---- DATA FOR PROCESSING
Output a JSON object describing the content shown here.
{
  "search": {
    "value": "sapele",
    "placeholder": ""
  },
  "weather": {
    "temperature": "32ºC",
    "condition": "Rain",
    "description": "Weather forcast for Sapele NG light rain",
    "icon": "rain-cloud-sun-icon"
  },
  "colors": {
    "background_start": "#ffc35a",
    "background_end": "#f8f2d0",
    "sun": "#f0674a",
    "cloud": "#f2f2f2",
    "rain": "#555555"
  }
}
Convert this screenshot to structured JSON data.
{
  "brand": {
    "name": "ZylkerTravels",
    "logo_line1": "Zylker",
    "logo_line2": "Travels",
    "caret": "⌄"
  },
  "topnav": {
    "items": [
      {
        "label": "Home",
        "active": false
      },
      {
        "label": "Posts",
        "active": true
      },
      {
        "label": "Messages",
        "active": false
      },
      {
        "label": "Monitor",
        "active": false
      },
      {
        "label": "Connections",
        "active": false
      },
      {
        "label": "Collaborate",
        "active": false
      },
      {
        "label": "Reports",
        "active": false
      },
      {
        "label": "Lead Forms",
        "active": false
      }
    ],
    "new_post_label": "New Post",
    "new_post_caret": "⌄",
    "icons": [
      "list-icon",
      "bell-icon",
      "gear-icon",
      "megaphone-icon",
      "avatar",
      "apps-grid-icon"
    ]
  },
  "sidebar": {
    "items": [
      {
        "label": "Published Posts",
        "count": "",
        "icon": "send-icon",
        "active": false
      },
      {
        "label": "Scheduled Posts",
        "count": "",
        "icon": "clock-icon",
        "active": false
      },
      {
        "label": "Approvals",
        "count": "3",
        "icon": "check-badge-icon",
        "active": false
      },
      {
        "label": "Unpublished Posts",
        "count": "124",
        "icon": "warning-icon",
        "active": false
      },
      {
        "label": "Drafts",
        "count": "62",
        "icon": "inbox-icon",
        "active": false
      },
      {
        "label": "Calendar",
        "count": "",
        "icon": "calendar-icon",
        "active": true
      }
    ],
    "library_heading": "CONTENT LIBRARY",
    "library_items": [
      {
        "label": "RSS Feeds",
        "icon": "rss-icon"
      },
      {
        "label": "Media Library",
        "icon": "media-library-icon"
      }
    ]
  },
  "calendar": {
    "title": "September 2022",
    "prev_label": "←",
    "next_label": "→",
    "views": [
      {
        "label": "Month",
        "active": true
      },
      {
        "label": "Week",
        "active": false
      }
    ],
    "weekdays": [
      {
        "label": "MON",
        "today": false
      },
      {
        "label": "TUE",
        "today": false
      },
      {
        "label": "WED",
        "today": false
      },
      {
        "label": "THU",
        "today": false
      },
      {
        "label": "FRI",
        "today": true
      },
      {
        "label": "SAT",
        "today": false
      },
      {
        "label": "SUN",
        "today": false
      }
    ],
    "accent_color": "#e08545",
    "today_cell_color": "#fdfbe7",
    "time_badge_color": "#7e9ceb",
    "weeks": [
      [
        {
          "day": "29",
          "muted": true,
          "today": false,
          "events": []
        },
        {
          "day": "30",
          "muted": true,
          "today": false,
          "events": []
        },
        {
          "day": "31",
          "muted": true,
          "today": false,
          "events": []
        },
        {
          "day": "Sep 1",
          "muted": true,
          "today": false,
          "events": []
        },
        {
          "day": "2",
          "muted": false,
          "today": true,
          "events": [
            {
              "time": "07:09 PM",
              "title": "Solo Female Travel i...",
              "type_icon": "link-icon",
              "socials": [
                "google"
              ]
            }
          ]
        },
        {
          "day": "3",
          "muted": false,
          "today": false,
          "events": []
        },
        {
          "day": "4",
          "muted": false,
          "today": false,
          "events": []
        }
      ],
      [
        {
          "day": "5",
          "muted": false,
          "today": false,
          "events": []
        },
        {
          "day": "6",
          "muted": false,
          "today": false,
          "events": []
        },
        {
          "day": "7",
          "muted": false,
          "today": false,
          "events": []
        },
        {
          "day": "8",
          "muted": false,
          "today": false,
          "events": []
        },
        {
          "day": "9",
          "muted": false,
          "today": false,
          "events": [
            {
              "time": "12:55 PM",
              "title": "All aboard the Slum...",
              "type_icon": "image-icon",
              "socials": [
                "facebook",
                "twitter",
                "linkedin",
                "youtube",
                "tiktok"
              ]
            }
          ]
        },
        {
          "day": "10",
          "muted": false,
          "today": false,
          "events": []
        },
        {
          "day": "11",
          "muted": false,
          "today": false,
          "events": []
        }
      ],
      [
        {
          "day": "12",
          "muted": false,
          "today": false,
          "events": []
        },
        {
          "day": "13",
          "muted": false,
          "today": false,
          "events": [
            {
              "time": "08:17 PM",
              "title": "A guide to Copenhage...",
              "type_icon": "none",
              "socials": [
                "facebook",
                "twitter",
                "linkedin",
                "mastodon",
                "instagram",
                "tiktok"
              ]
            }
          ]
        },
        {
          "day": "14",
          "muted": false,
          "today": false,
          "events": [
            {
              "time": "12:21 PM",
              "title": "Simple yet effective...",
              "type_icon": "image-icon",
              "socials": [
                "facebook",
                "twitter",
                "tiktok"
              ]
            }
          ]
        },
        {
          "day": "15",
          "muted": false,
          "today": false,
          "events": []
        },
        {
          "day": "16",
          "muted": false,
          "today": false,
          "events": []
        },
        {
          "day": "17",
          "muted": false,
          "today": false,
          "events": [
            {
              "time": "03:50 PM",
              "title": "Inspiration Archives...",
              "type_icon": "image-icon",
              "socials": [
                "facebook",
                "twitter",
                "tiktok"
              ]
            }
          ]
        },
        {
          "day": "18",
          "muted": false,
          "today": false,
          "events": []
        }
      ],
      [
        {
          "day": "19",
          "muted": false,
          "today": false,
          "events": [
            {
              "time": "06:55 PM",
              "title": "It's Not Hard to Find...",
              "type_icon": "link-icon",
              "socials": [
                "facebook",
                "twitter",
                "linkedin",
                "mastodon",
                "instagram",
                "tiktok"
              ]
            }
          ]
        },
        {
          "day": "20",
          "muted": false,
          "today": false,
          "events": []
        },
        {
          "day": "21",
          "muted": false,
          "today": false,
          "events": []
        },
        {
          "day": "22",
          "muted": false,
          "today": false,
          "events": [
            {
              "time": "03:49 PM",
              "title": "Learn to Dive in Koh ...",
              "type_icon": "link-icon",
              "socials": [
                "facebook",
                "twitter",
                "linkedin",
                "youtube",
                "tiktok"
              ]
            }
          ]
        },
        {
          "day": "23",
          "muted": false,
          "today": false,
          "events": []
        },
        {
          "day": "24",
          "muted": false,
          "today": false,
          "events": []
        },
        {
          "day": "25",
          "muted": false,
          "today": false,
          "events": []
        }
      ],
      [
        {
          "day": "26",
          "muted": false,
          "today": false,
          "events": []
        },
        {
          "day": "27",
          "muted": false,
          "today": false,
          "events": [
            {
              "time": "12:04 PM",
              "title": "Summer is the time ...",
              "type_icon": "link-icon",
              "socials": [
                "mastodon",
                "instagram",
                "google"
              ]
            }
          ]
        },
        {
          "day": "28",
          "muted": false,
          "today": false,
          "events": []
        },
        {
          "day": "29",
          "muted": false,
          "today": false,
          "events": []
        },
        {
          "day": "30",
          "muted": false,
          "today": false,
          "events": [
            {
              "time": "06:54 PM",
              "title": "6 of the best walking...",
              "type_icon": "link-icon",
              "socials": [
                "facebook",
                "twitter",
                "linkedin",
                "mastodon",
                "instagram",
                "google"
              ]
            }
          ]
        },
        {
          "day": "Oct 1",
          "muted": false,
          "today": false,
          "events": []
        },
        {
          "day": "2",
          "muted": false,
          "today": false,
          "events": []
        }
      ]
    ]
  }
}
--------
# WORK REQUIRED
Please reproduce each record precisely as written.

# EXERCISE ANSWER
Output a JSON object describing the content shown here.
{
  "search": {
    "value": "sapele",
    "placeholder": ""
  },
  "weather": {
    "temperature": "32ºC",
    "condition": "Rain",
    "description": "Weather forcast for Sapele NG light rain",
    "icon": "rain-cloud-sun-icon"
  },
  "colors": {
    "background_start": "#ffc35a",
    "background_end": "#f8f2d0",
    "sun": "#f0674a",
    "cloud": "#f2f2f2",
    "rain": "#555555"
  }
}
Convert this screenshot to structured JSON data.
{
  "brand": {
    "name": "ZylkerTravels",
    "logo_line1": "Zylker",
    "logo_line2": "Travels",
    "caret": "⌄"
  },
  "topnav": {
    "items": [
      {
        "label": "Home",
        "active": false
      },
      {
        "label": "Posts",
        "active": true
      },
      {
        "label": "Messages",
        "active": false
      },
      {
        "label": "Monitor",
        "active": false
      },
      {
        "label": "Connections",
        "active": false
      },
      {
        "label": "Collaborate",
        "active": false
      },
      {
        "label": "Reports",
        "active": false
      },
      {
        "label": "Lead Forms",
        "active": false
      }
    ],
    "new_post_label": "New Post",
    "new_post_caret": "⌄",
    "icons": [
      "list-icon",
      "bell-icon",
      "gear-icon",
      "megaphone-icon",
      "avatar",
      "apps-grid-icon"
    ]
  },
  "sidebar": {
    "items": [
      {
        "label": "Published Posts",
        "count": "",
        "icon": "send-icon",
        "active": false
      },
      {
        "label": "Scheduled Posts",
        "count": "",
        "icon": "clock-icon",
        "active": false
      },
      {
        "label": "Approvals",
        "count": "3",
        "icon": "check-badge-icon",
        "active": false
      },
      {
        "label": "Unpublished Posts",
        "count": "124",
        "icon": "warning-icon",
        "active": false
      },
      {
        "label": "Drafts",
        "count": "62",
        "icon": "inbox-icon",
        "active": false
      },
      {
        "label": "Calendar",
        "count": "",
        "icon": "calendar-icon",
        "active": true
      }
    ],
    "library_heading": "CONTENT LIBRARY",
    "library_items": [
      {
        "label": "RSS Feeds",
        "icon": "rss-icon"
      },
      {
        "label": "Media Library",
        "icon": "media-library-icon"
      }
    ]
  },
  "calendar": {
    "title": "September 2022",
    "prev_label": "←",
    "next_label": "→",
    "views": [
      {
        "label": "Month",
        "active": true
      },
      {
        "label": "Week",
        "active": false
      }
    ],
    "weekdays": [
      {
        "label": "MON",
        "today": false
      },
      {
        "label": "TUE",
        "today": false
      },
      {
        "label": "WED",
        "today": false
      },
      {
        "label": "THU",
        "today": false
      },
      {
        "label": "FRI",
        "today": true
      },
      {
        "label": "SAT",
        "today": false
      },
      {
        "label": "SUN",
        "today": false
      }
    ],
    "accent_color": "#e08545",
    "today_cell_color": "#fdfbe7",
    "time_badge_color": "#7e9ceb",
    "weeks": [
      [
        {
          "day": "29",
          "muted": true,
          "today": false,
          "events": []
        },
        {
          "day": "30",
          "muted": true,
          "today": false,
          "events": []
        },
        {
          "day": "31",
          "muted": true,
          "today": false,
          "events": []
        },
        {
          "day": "Sep 1",
          "muted": true,
          "today": false,
          "events": []
        },
        {
          "day": "2",
          "muted": false,
          "today": true,
          "events": [
            {
              "time": "07:09 PM",
              "title": "Solo Female Travel i...",
              "type_icon": "link-icon",
              "socials": [
                "google"
              ]
            }
          ]
        },
        {
          "day": "3",
          "muted": false,
          "today": false,
          "events": []
        },
        {
          "day": "4",
          "muted": false,
          "today": false,
          "events": []
        }
      ],
      [
        {
          "day": "5",
          "muted": false,
          "today": false,
          "events": []
        },
        {
          "day": "6",
          "muted": false,
          "today": false,
          "events": []
        },
        {
          "day": "7",
          "muted": false,
          "today": false,
          "events": []
        },
        {
          "day": "8",
          "muted": false,
          "today": false,
          "events": []
        },
        {
          "day": "9",
          "muted": false,
          "today": false,
          "events": [
            {
              "time": "12:55 PM",
              "title": "All aboard the Slum...",
              "type_icon": "image-icon",
              "socials": [
                "facebook",
                "twitter",
                "linkedin",
                "youtube",
                "tiktok"
              ]
            }
          ]
        },
        {
          "day": "10",
          "muted": false,
          "today": false,
          "events": []
        },
        {
          "day": "11",
          "muted": false,
          "today": false,
          "events": []
        }
      ],
      [
        {
          "day": "12",
          "muted": false,
          "today": false,
          "events": []
        },
        {
          "day": "13",
          "muted": false,
          "today": false,
          "events": [
            {
              "time": "08:17 PM",
              "title": "A guide to Copenhage...",
              "type_icon": "none",
              "socials": [
                "facebook",
                "twitter",
                "linkedin",
                "mastodon",
                "instagram",
                "tiktok"
              ]
            }
          ]
        },
        {
          "day": "14",
          "muted": false,
          "today": false,
          "events": [
            {
              "time": "12:21 PM",
              "title": "Simple yet effective...",
              "type_icon": "image-icon",
              "socials": [
                "facebook",
                "twitter",
                "tiktok"
              ]
            }
          ]
        },
        {
          "day": "15",
          "muted": false,
          "today": false,
          "events": []
        },
        {
          "day": "16",
          "muted": false,
          "today": false,
          "events": []
        },
        {
          "day": "17",
          "muted": false,
          "today": false,
          "events": [
            {
              "time": "03:50 PM",
              "title": "Inspiration Archives...",
              "type_icon": "image-icon",
              "socials": [
                "facebook",
                "twitter",
                "tiktok"
              ]
            }
          ]
        },
        {
          "day": "18",
          "muted": false,
          "today": false,
          "events": []
        }
      ],
      [
        {
          "day": "19",
          "muted": false,
          "today": false,
          "events": [
            {
              "time": "06:55 PM",
              "title": "It's Not Hard to Find...",
              "type_icon": "link-icon",
              "socials": [
                "facebook",
                "twitter",
                "linkedin",
                "mastodon",
                "instagram",
                "tiktok"
              ]
            }
          ]
        },
        {
          "day": "20",
          "muted": false,
          "today": false,
          "events": []
        },
        {
          "day": "21",
          "muted": false,
          "today": false,
          "events": []
        },
        {
          "day": "22",
          "muted": false,
          "today": false,
          "events": [
            {
              "time": "03:49 PM",
              "title": "Learn to Dive in Koh ...",
              "type_icon": "link-icon",
              "socials": [
                "facebook",
                "twitter",
                "linkedin",
                "youtube",
                "tiktok"
              ]
            }
          ]
        },
        {
          "day": "23",
          "muted": false,
          "today": false,
          "events": []
        },
        {
          "day": "24",
          "muted": false,
          "today": false,
          "events": []
        },
        {
          "day": "25",
          "muted": false,
          "today": false,
          "events": []
        }
      ],
      [
        {
          "day": "26",
          "muted": false,
          "today": false,
          "events": []
        },
        {
          "day": "27",
          "muted": false,
          "today": false,
          "events": [
            {
              "time": "12:04 PM",
              "title": "Summer is the time ...",
              "type_icon": "link-icon",
              "socials": [
                "mastodon",
                "instagram",
                "google"
              ]
            }
          ]
        },
        {
          "day": "28",
          "muted": false,
          "today": false,
          "events": []
        },
        {
          "day": "29",
          "muted": false,
          "today": false,
          "events": []
        },
        {
          "day": "30",
          "muted": false,
          "today": false,
          "events": [
            {
              "time": "06:54 PM",
              "title": "6 of the best walking...",
              "type_icon": "link-icon",
              "socials": [
                "facebook",
                "twitter",
                "linkedin",
                "mastodon",
                "instagram",
                "google"
              ]
            }
          ]
        },
        {
          "day": "Oct 1",
          "muted": false,
          "today": false,
          "events": []
        },
        {
          "day": "2",
          "muted": false,
          "today": false,
          "events": []
        }
      ]
    ]
  }
}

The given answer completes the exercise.